** begin Material to process **
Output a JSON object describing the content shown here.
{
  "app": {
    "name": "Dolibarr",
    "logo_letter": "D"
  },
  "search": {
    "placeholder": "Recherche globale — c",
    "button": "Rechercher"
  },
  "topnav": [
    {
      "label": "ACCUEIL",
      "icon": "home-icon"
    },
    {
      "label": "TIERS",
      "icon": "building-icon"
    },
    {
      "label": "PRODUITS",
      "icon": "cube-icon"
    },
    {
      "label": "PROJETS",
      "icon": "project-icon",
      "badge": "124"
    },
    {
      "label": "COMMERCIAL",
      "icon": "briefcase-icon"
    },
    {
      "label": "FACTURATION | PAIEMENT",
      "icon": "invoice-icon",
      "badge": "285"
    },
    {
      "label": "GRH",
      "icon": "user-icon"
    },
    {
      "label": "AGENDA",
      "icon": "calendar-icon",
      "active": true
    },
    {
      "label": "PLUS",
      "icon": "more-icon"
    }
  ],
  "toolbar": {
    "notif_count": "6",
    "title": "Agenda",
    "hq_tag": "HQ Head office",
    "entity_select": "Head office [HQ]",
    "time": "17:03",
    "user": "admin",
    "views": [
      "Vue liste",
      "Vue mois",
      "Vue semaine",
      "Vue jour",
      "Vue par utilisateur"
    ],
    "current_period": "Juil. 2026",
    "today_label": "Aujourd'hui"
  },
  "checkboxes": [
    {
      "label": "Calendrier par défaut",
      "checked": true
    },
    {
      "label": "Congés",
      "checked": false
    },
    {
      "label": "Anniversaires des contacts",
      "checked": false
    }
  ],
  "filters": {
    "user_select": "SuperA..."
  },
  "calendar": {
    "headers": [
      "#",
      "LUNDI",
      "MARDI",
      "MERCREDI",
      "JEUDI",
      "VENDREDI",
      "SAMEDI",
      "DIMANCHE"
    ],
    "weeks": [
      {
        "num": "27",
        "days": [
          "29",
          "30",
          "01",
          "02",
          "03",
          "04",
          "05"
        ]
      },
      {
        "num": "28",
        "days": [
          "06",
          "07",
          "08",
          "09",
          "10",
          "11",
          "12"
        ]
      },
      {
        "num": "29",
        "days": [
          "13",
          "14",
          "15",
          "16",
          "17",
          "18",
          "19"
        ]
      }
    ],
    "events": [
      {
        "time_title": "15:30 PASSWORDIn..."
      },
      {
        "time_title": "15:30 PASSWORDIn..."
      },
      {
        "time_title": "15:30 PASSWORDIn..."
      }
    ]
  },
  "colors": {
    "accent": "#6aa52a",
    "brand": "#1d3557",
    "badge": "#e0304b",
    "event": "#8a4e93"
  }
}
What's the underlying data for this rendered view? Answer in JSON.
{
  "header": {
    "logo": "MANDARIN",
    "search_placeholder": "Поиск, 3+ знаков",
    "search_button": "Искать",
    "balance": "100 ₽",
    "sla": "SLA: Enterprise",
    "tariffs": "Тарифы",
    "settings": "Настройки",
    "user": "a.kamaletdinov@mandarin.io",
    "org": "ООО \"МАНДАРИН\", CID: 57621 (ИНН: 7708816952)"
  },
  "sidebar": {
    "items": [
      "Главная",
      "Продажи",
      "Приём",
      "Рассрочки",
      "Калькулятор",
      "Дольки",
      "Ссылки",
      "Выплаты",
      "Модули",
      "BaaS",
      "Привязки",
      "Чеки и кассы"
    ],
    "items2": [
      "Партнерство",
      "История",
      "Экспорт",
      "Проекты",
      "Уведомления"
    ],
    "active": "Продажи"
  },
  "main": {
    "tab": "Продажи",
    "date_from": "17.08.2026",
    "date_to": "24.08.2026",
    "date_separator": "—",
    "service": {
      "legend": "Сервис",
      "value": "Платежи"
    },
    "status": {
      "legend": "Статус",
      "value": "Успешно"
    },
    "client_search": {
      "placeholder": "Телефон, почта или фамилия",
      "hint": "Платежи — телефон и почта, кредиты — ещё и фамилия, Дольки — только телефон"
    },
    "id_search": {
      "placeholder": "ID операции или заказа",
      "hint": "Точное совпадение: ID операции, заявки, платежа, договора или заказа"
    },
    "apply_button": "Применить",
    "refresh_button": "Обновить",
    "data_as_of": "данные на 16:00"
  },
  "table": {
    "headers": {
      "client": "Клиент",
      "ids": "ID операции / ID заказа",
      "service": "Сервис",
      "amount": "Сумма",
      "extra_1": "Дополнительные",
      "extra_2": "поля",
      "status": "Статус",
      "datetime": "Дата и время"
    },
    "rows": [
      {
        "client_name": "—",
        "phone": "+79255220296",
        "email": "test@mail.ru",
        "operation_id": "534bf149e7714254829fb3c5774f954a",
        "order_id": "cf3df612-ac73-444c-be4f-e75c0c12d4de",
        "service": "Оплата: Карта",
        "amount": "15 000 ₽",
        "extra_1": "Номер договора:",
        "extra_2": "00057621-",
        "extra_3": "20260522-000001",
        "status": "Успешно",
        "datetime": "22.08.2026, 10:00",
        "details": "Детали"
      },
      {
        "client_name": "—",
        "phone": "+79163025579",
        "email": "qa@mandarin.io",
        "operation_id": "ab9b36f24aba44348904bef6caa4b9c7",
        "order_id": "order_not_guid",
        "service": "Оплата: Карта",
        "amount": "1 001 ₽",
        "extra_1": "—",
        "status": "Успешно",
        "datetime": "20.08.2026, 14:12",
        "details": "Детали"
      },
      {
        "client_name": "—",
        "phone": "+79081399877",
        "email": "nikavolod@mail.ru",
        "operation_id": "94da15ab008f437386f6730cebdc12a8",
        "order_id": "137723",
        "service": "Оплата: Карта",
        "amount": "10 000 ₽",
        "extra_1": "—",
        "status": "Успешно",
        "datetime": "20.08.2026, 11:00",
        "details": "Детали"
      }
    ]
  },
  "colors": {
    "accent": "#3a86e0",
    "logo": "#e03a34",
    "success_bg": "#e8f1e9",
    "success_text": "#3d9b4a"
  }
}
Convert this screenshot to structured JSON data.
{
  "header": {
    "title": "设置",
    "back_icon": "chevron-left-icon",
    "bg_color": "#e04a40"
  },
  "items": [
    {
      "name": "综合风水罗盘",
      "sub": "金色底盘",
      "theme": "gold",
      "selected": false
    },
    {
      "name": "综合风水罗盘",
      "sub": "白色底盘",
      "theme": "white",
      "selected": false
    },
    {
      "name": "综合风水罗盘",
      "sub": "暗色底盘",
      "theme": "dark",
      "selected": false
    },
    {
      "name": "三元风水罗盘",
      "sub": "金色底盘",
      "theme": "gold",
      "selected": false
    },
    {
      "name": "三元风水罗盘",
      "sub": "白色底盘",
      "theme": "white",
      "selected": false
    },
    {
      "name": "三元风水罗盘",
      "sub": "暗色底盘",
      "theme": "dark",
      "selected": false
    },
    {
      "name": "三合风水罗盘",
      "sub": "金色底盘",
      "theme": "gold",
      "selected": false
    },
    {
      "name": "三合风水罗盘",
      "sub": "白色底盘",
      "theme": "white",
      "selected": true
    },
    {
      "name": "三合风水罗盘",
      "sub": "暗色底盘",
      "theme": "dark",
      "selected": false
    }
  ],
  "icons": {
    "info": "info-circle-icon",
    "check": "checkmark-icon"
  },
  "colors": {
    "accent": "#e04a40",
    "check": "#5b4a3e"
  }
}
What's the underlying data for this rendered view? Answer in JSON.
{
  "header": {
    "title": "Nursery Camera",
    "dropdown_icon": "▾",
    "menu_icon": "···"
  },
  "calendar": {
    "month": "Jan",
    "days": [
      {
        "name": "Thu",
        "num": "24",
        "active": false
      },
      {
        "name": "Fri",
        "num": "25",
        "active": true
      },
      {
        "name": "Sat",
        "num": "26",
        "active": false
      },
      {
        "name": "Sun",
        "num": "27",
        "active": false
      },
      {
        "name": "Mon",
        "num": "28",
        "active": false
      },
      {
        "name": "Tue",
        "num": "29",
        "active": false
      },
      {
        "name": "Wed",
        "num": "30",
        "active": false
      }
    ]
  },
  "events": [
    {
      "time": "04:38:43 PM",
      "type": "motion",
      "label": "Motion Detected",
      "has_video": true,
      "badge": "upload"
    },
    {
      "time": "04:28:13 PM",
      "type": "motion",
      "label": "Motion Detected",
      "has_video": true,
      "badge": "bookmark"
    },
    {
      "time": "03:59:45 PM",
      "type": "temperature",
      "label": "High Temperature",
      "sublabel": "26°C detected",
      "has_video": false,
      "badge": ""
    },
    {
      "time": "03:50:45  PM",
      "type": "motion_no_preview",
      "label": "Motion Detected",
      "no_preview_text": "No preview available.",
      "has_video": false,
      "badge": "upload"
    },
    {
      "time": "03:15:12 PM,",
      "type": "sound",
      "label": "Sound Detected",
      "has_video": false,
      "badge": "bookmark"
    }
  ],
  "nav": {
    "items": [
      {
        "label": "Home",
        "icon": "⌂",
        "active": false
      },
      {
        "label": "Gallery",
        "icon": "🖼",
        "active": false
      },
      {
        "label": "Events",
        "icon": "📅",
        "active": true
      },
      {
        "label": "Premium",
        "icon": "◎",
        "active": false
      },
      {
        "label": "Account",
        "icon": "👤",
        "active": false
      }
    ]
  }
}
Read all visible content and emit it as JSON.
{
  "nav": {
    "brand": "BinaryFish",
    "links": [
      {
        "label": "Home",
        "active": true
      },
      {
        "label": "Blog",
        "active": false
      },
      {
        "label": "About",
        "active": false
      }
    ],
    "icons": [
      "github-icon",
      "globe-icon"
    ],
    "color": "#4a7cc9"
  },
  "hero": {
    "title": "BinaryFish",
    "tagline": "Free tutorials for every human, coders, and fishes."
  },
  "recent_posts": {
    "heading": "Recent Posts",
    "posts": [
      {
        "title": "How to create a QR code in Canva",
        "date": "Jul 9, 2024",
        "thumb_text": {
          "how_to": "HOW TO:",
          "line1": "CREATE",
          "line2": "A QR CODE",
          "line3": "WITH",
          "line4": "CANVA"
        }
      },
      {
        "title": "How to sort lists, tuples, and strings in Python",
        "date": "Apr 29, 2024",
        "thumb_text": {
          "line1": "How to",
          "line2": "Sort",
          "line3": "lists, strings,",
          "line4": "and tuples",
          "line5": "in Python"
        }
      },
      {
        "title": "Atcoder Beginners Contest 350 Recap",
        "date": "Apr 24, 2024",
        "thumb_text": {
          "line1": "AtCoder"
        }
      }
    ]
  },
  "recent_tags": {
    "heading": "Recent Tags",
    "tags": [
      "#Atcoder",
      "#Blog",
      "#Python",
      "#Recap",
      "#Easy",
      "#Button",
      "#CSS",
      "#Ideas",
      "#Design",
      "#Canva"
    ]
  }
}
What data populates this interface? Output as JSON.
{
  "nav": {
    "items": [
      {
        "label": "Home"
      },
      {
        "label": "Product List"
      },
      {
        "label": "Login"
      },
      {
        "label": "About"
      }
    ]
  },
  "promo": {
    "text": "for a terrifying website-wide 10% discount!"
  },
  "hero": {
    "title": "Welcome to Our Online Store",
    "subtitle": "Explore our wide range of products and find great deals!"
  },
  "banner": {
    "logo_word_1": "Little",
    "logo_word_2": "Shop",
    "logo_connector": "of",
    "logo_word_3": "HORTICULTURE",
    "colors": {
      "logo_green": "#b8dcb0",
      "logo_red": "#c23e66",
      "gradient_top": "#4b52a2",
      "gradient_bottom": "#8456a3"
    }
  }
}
** end Material to process **
What the task requires
Exactly as written, give the line containing "What data populates" and all remaining lines of the records.

Task output
What data populates this interface? Output as JSON.
{
  "nav": {
    "items": [
      {
        "label": "Home"
      },
      {
        "label": "Product List"
      },
      {
        "label": "Login"
      },
      {
        "label": "About"
      }
    ]
  },
  "promo": {
    "text": "for a terrifying website-wide 10% discount!"
  },
  "hero": {
    "title": "Welcome to Our Online Store",
    "subtitle": "Explore our wide range of products and find great deals!"
  },
  "banner": {
    "logo_word_1": "Little",
    "logo_word_2": "Shop",
    "logo_connector": "of",
    "logo_word_3": "HORTICULTURE",
    "colors": {
      "logo_green": "#b8dcb0",
      "logo_red": "#c23e66",
      "gradient_top": "#4b52a2",
      "gradient_bottom": "#8456a3"
    }
  }
}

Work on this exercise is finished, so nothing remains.